Given instruction: Check each line of the material below for the string "name", then report how many lines have it, and nothing else.

Records to use:
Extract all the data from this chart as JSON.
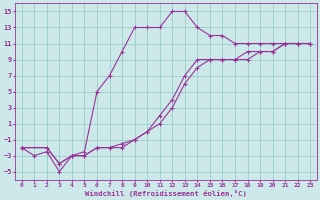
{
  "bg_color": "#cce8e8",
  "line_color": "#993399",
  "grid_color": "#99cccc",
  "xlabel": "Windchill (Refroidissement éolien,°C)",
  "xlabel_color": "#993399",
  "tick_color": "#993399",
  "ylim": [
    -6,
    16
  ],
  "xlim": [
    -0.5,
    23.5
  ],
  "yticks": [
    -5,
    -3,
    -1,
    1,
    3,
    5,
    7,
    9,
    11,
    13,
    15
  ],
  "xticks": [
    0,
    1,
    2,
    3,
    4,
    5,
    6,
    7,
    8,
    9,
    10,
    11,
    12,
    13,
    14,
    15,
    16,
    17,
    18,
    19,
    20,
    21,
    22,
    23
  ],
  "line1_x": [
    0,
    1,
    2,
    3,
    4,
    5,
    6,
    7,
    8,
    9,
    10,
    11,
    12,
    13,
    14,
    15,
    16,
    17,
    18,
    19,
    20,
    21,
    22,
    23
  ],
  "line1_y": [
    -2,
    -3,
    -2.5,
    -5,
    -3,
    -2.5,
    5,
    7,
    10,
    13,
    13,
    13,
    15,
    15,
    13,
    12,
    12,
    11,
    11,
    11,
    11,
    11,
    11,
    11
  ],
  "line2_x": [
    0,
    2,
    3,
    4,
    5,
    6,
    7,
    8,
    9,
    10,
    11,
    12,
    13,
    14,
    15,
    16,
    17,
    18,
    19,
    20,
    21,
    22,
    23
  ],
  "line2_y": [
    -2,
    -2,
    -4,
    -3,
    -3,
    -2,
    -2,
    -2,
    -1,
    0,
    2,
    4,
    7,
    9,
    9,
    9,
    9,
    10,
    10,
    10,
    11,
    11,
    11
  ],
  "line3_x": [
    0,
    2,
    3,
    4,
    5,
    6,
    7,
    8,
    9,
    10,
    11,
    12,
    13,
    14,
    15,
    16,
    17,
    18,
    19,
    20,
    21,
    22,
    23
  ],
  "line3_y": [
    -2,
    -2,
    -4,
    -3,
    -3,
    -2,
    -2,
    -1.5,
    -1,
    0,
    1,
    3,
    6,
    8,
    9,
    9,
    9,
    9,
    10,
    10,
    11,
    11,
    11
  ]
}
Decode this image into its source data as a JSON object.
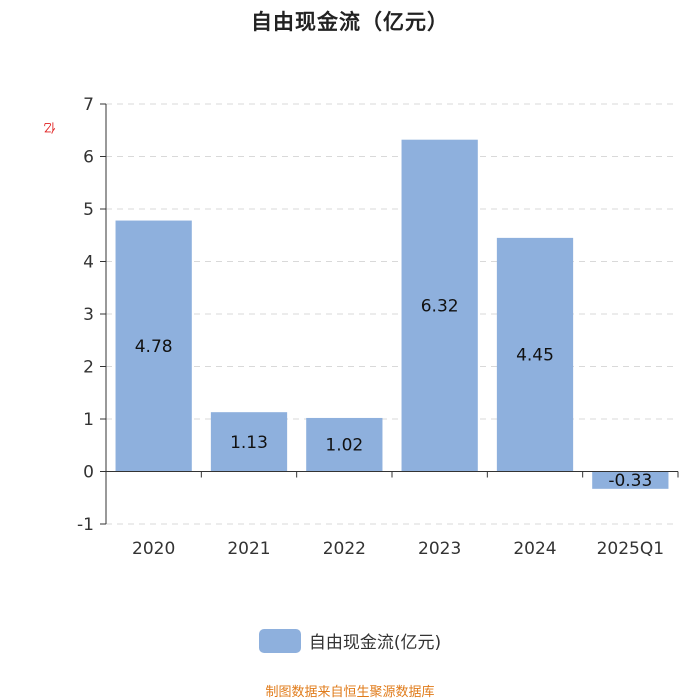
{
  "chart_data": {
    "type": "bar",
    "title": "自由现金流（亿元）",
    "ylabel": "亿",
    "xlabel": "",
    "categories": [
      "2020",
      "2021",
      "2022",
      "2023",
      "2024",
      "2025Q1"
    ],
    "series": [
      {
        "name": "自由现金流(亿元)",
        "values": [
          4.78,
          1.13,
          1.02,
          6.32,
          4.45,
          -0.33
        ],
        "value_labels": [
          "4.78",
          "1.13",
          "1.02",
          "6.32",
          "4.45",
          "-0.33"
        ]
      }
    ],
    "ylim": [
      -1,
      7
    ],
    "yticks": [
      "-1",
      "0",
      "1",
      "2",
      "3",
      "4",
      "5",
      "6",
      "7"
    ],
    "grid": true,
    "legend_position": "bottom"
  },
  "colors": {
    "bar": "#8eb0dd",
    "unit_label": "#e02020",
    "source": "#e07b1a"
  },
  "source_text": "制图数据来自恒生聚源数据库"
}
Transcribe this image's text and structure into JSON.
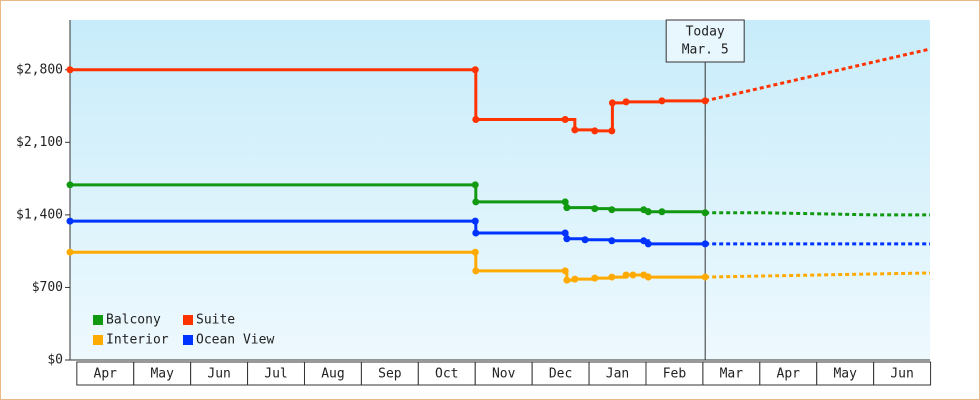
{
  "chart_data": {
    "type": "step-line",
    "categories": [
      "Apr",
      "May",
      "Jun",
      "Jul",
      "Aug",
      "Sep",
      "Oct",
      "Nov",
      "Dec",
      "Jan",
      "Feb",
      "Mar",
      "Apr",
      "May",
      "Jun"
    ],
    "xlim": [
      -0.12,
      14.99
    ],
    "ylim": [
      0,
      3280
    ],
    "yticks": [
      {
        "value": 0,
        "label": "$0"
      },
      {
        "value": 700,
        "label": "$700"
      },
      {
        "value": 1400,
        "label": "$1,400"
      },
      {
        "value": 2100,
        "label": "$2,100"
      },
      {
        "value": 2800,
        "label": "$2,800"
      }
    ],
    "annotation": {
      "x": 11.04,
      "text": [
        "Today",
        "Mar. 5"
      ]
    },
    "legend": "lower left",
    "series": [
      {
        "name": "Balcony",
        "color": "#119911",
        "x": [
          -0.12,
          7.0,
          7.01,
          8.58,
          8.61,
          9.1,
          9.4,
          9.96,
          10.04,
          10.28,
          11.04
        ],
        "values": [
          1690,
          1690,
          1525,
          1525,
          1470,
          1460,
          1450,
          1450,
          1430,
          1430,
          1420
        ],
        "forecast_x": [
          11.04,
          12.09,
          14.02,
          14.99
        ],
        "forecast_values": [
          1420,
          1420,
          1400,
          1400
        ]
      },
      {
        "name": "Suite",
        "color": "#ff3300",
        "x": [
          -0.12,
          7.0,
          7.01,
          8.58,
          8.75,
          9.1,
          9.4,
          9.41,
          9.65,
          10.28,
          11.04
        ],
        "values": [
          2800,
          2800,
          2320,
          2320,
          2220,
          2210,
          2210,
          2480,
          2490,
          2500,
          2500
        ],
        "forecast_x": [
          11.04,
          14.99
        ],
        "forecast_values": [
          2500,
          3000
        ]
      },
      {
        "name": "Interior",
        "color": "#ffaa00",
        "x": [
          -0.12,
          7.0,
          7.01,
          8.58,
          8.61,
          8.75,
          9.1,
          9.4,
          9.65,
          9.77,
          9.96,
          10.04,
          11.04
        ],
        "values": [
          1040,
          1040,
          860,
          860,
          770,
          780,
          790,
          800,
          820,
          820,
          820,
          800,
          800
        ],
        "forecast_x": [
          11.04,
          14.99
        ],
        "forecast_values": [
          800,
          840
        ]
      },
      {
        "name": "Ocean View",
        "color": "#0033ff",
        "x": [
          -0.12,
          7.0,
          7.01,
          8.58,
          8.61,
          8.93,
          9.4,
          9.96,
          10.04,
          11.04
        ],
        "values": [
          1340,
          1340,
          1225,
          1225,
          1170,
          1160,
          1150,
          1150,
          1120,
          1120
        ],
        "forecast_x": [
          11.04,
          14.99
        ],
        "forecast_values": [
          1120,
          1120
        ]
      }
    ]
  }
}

Result: 5